The problem:
Identify every line in the records below that contains the word "Ajuste", and reproduce each one.
*****
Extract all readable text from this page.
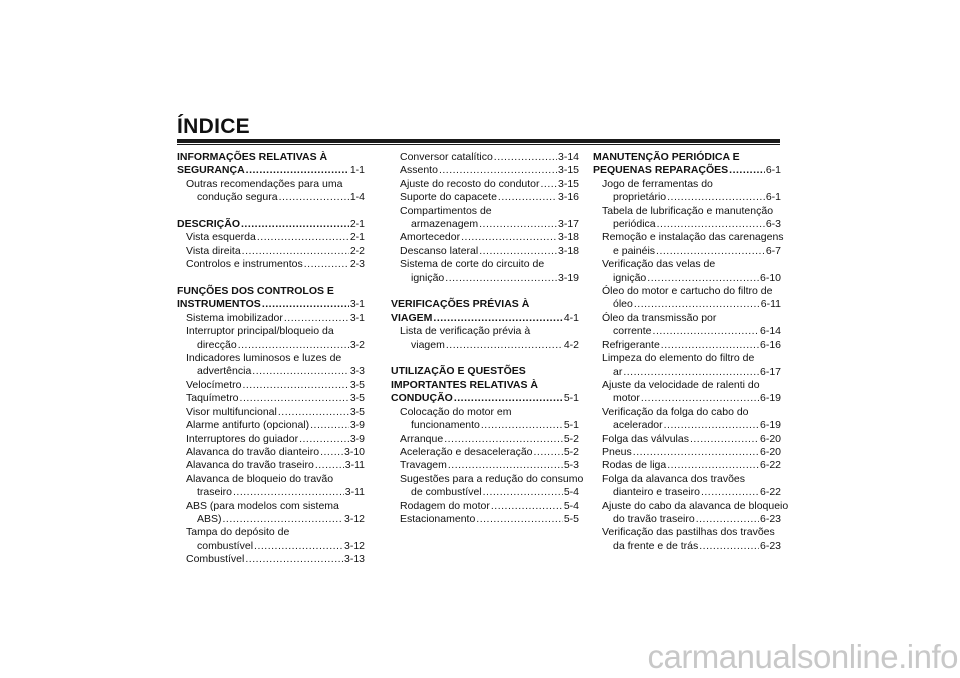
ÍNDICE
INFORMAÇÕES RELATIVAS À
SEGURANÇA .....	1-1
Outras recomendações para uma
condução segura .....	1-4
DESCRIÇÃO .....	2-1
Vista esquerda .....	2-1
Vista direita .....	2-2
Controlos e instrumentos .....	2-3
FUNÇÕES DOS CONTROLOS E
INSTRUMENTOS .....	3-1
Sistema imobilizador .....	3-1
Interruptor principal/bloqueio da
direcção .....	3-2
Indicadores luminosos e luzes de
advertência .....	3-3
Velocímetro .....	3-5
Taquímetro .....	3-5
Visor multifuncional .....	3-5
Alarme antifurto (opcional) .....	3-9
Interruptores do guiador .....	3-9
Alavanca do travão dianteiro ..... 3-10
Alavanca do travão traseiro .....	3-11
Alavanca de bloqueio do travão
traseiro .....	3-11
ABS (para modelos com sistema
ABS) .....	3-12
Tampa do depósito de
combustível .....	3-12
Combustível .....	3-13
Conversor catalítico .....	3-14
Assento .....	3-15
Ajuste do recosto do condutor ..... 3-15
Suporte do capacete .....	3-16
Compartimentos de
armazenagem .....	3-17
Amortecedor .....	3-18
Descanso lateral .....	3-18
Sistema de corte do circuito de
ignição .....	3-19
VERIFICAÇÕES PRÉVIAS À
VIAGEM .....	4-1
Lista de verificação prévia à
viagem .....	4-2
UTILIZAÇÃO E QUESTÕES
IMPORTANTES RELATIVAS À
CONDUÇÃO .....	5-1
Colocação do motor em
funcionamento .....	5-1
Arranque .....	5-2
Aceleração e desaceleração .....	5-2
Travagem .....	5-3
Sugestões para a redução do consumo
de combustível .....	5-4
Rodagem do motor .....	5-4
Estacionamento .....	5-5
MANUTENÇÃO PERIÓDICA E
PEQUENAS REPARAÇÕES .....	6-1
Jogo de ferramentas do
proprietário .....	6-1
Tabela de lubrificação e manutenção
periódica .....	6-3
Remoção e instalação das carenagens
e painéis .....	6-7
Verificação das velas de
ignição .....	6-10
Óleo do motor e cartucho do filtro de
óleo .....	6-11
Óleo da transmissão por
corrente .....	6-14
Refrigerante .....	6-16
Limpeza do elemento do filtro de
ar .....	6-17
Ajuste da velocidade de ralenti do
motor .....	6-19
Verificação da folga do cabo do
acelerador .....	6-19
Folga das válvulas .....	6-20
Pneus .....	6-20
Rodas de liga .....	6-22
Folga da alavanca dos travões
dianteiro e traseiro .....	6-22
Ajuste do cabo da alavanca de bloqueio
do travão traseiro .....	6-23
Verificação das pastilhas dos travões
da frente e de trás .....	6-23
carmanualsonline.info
*****
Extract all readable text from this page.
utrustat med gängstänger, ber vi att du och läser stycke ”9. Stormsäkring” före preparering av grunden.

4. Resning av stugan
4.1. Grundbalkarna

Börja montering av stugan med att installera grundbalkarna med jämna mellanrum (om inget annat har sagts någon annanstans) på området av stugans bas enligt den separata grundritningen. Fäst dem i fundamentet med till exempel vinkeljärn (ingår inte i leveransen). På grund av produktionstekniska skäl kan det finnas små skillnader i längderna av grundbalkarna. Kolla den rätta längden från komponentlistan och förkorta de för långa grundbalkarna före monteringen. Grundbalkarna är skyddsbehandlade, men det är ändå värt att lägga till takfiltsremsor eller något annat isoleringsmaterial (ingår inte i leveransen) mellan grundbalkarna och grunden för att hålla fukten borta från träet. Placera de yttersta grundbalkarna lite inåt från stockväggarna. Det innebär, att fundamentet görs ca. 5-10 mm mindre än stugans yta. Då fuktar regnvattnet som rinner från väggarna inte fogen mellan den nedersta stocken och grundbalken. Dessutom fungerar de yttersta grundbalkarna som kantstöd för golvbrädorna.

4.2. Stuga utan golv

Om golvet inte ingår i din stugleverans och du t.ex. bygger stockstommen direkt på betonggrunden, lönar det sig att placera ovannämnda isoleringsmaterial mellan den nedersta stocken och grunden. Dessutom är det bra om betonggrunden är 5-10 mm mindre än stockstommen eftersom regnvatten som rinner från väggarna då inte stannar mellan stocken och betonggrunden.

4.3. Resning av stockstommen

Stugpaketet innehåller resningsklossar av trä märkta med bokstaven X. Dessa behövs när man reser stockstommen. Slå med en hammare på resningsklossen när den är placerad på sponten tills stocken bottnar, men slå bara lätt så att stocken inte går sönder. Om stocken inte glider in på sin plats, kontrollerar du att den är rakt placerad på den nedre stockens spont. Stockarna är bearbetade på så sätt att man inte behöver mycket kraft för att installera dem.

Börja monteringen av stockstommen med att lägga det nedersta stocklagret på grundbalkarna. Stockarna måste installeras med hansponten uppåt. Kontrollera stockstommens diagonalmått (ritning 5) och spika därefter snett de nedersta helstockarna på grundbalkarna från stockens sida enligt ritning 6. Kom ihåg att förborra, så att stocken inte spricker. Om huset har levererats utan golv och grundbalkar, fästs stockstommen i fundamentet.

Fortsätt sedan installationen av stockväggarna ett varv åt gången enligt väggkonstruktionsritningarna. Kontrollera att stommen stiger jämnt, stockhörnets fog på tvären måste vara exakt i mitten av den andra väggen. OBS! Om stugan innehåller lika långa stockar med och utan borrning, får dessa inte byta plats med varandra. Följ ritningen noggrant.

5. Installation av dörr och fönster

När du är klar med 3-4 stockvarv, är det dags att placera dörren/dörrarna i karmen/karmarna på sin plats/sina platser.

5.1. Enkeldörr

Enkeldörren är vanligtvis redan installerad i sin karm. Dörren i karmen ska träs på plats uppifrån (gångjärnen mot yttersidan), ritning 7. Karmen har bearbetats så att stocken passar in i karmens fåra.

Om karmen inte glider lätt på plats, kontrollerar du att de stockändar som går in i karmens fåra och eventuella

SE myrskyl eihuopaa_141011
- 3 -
*****
Reply to the exercise:
Ajuste do recosto do condutor ..... 3-15
Ajuste da velocidade de ralenti do
Ajuste do cabo da alavanca de bloqueio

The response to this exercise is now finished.